[Dataset listings of figures]

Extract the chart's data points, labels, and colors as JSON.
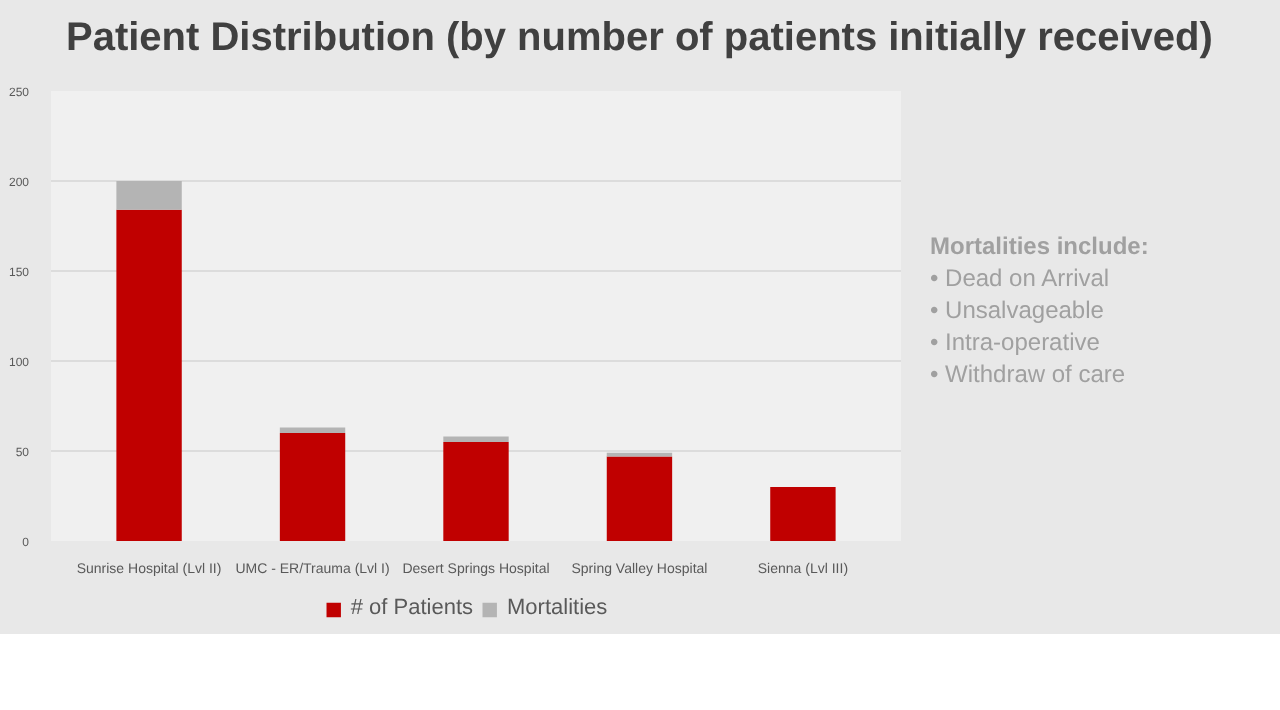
{
  "chart_data": {
    "type": "bar",
    "stacked": true,
    "title": "Patient Distribution (by number of patients initially received)",
    "categories": [
      "Sunrise Hospital (Lvl II)",
      "UMC - ER/Trauma (Lvl I)",
      "Desert Springs Hospital",
      "Spring Valley Hospital",
      "Sienna (Lvl III)"
    ],
    "series": [
      {
        "name": "# of Patients",
        "color": "#c00000",
        "values": [
          184,
          60,
          55,
          47,
          30
        ]
      },
      {
        "name": "Mortalities",
        "color": "#b4b4b4",
        "values": [
          16,
          3,
          3,
          2,
          0
        ]
      }
    ],
    "ylim": [
      0,
      250
    ],
    "yticks": [
      0,
      50,
      100,
      150,
      200,
      250
    ],
    "grid": "y",
    "legend": "bottom",
    "annotations": [
      "Mortalities include:",
      "•  Dead on Arrival",
      "•  Unsalvageable",
      "•  Intra-operative",
      "•  Withdraw of care"
    ]
  }
}
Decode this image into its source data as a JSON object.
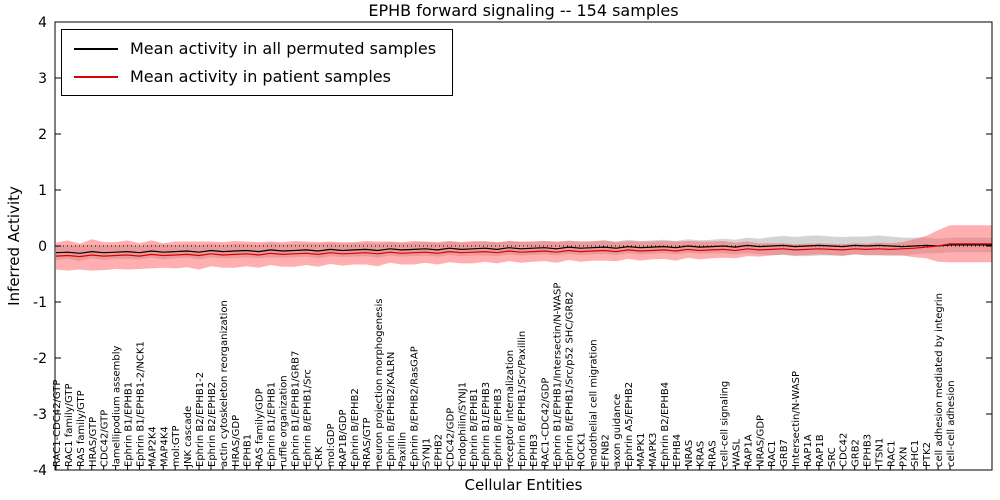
{
  "chart_data": {
    "type": "line",
    "title": "EPHB forward signaling -- 154 samples",
    "xlabel": "Cellular Entities",
    "ylabel": "Inferred Activity",
    "ylim": [
      -4,
      4
    ],
    "ytick_values": [
      4,
      3,
      2,
      1,
      0,
      -1,
      -2,
      -3,
      -4
    ],
    "yticks": [
      "4",
      "3",
      "2",
      "1",
      "0",
      "-1",
      "-2",
      "-3",
      "-4"
    ],
    "zero_reference_line": "dotted",
    "legend_position": "upper left",
    "grid": false,
    "legend": [
      {
        "label": "Mean activity in all permuted samples",
        "color": "#000000"
      },
      {
        "label": "Mean activity in patient samples",
        "color": "#dd0000"
      }
    ],
    "categories": [
      "RAC1-CDC42/GTP",
      "RAC1 family/GTP",
      "RAS family/GTP",
      "HRAS/GTP",
      "CDC42/GTP",
      "lamellipodium assembly",
      "Ephrin B1/EPHB1",
      "Ephrin B1/EPHB1-2/NCK1",
      "MAP2K4",
      "MAP4K4",
      "mol:GTP",
      "JNK cascade",
      "Ephrin B2/EPHB1-2",
      "Ephrin B2/EPHB2",
      "actin cytoskeleton reorganization",
      "HRAS/GDP",
      "EPHB1",
      "RAS family/GDP",
      "Ephrin B1/EPHB1",
      "ruffle organization",
      "Ephrin B1/EPHB1/GRB7",
      "Ephrin B/EPHB1/Src",
      "CRK",
      "mol:GDP",
      "RAP1B/GDP",
      "Ephrin B/EPHB2",
      "RRAS/GTP",
      "neuron projection morphogenesis",
      "Ephrin B/EPHB2/KALRN",
      "Paxillin",
      "Ephrin B/EPHB2/RasGAP",
      "SYNJ1",
      "EPHB2",
      "CDC42/GDP",
      "Endophilin/SYNJ1",
      "Ephrin B/EPHB1",
      "Ephrin B1/EPHB3",
      "Ephrin B/EPHB3",
      "receptor internalization",
      "Ephrin B/EPHB1/Src/Paxillin",
      "EPHB3",
      "RAC1-CDC42/GDP",
      "Ephrin B1/EPHB1/Intersectin/N-WASP",
      "Ephrin B/EPHB1/Src/p52 SHC/GRB2",
      "ROCK1",
      "endothelial cell migration",
      "EFNB2",
      "axon guidance",
      "Ephrin A5/EPHB2",
      "MAPK1",
      "MAPK3",
      "Ephrin B2/EPHB4",
      "EPHB4",
      "NRAS",
      "KRAS",
      "RRAS",
      "cell-cell signaling",
      "WASL",
      "RAP1A",
      "NRAS/GDP",
      "RAC1",
      "GRB7",
      "Intersectin/N-WASP",
      "RAP1A",
      "RAP1B",
      "SRC",
      "CDC42",
      "GRB2",
      "EPHB3",
      "ITSN1",
      "RAC1",
      "PXN",
      "SHC1",
      "PTK2",
      "cell adhesion mediated by integrin",
      "cell-cell adhesion"
    ],
    "series": [
      {
        "name": "Mean activity in all permuted samples",
        "line_color": "#000000",
        "band_color": "#a0a0a0",
        "band_opacity": 0.45,
        "values": [
          -0.12,
          -0.11,
          -0.13,
          -0.1,
          -0.12,
          -0.11,
          -0.1,
          -0.12,
          -0.09,
          -0.11,
          -0.1,
          -0.09,
          -0.11,
          -0.08,
          -0.1,
          -0.09,
          -0.08,
          -0.1,
          -0.07,
          -0.09,
          -0.08,
          -0.07,
          -0.09,
          -0.06,
          -0.08,
          -0.07,
          -0.06,
          -0.08,
          -0.05,
          -0.07,
          -0.06,
          -0.05,
          -0.07,
          -0.04,
          -0.06,
          -0.05,
          -0.04,
          -0.06,
          -0.03,
          -0.05,
          -0.04,
          -0.03,
          -0.05,
          -0.02,
          -0.04,
          -0.03,
          -0.02,
          -0.04,
          -0.01,
          -0.03,
          -0.02,
          -0.01,
          -0.03,
          0.0,
          -0.02,
          -0.01,
          0.0,
          -0.02,
          0.01,
          -0.01,
          0.0,
          0.01,
          -0.01,
          0.0,
          0.01,
          0.0,
          -0.01,
          0.01,
          0.0,
          0.01,
          0.0,
          -0.01,
          0.0,
          0.01,
          0.0,
          0.02
        ],
        "band_halfwidth": [
          0.13,
          0.12,
          0.14,
          0.12,
          0.13,
          0.12,
          0.13,
          0.12,
          0.12,
          0.13,
          0.12,
          0.12,
          0.13,
          0.12,
          0.12,
          0.13,
          0.12,
          0.12,
          0.13,
          0.12,
          0.12,
          0.12,
          0.13,
          0.12,
          0.12,
          0.12,
          0.12,
          0.13,
          0.12,
          0.12,
          0.12,
          0.12,
          0.12,
          0.12,
          0.12,
          0.12,
          0.13,
          0.12,
          0.12,
          0.12,
          0.12,
          0.12,
          0.12,
          0.12,
          0.12,
          0.12,
          0.12,
          0.12,
          0.12,
          0.12,
          0.12,
          0.12,
          0.12,
          0.12,
          0.12,
          0.12,
          0.13,
          0.13,
          0.14,
          0.14,
          0.16,
          0.17,
          0.17,
          0.18,
          0.18,
          0.17,
          0.17,
          0.16,
          0.17,
          0.18,
          0.17,
          0.16,
          0.15,
          0.14,
          0.13,
          0.13
        ]
      },
      {
        "name": "Mean activity in patient samples",
        "line_color": "#dd0000",
        "band_color": "#ff5f5f",
        "band_opacity": 0.5,
        "values": [
          -0.18,
          -0.17,
          -0.19,
          -0.16,
          -0.18,
          -0.17,
          -0.16,
          -0.18,
          -0.15,
          -0.17,
          -0.16,
          -0.15,
          -0.17,
          -0.14,
          -0.16,
          -0.15,
          -0.14,
          -0.16,
          -0.13,
          -0.15,
          -0.14,
          -0.13,
          -0.15,
          -0.12,
          -0.14,
          -0.13,
          -0.12,
          -0.14,
          -0.11,
          -0.13,
          -0.12,
          -0.11,
          -0.13,
          -0.1,
          -0.12,
          -0.11,
          -0.1,
          -0.12,
          -0.09,
          -0.11,
          -0.1,
          -0.09,
          -0.11,
          -0.08,
          -0.1,
          -0.09,
          -0.08,
          -0.1,
          -0.07,
          -0.09,
          -0.08,
          -0.07,
          -0.09,
          -0.06,
          -0.08,
          -0.07,
          -0.06,
          -0.08,
          -0.05,
          -0.07,
          -0.06,
          -0.05,
          -0.07,
          -0.06,
          -0.05,
          -0.06,
          -0.07,
          -0.05,
          -0.06,
          -0.05,
          -0.06,
          -0.05,
          -0.04,
          -0.02,
          0.0,
          0.04
        ],
        "band_halfwidth": [
          0.24,
          0.27,
          0.23,
          0.28,
          0.25,
          0.24,
          0.26,
          0.23,
          0.25,
          0.22,
          0.24,
          0.23,
          0.25,
          0.22,
          0.23,
          0.24,
          0.22,
          0.23,
          0.21,
          0.22,
          0.23,
          0.21,
          0.22,
          0.2,
          0.21,
          0.2,
          0.21,
          0.22,
          0.19,
          0.2,
          0.21,
          0.19,
          0.2,
          0.19,
          0.19,
          0.2,
          0.18,
          0.19,
          0.18,
          0.19,
          0.18,
          0.18,
          0.19,
          0.17,
          0.18,
          0.17,
          0.18,
          0.17,
          0.16,
          0.17,
          0.16,
          0.16,
          0.17,
          0.15,
          0.16,
          0.15,
          0.15,
          0.14,
          0.13,
          0.12,
          0.11,
          0.1,
          0.1,
          0.1,
          0.1,
          0.1,
          0.1,
          0.1,
          0.1,
          0.11,
          0.11,
          0.12,
          0.16,
          0.2,
          0.28,
          0.33
        ]
      }
    ]
  }
}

- _PROBLEM TO SOLVE_
Wherever the string "Mortalities" appears in the data above, report the whole line.

- _YOUR RESPONSE_
        "name": "Mortalities",
      "Mortalities include:",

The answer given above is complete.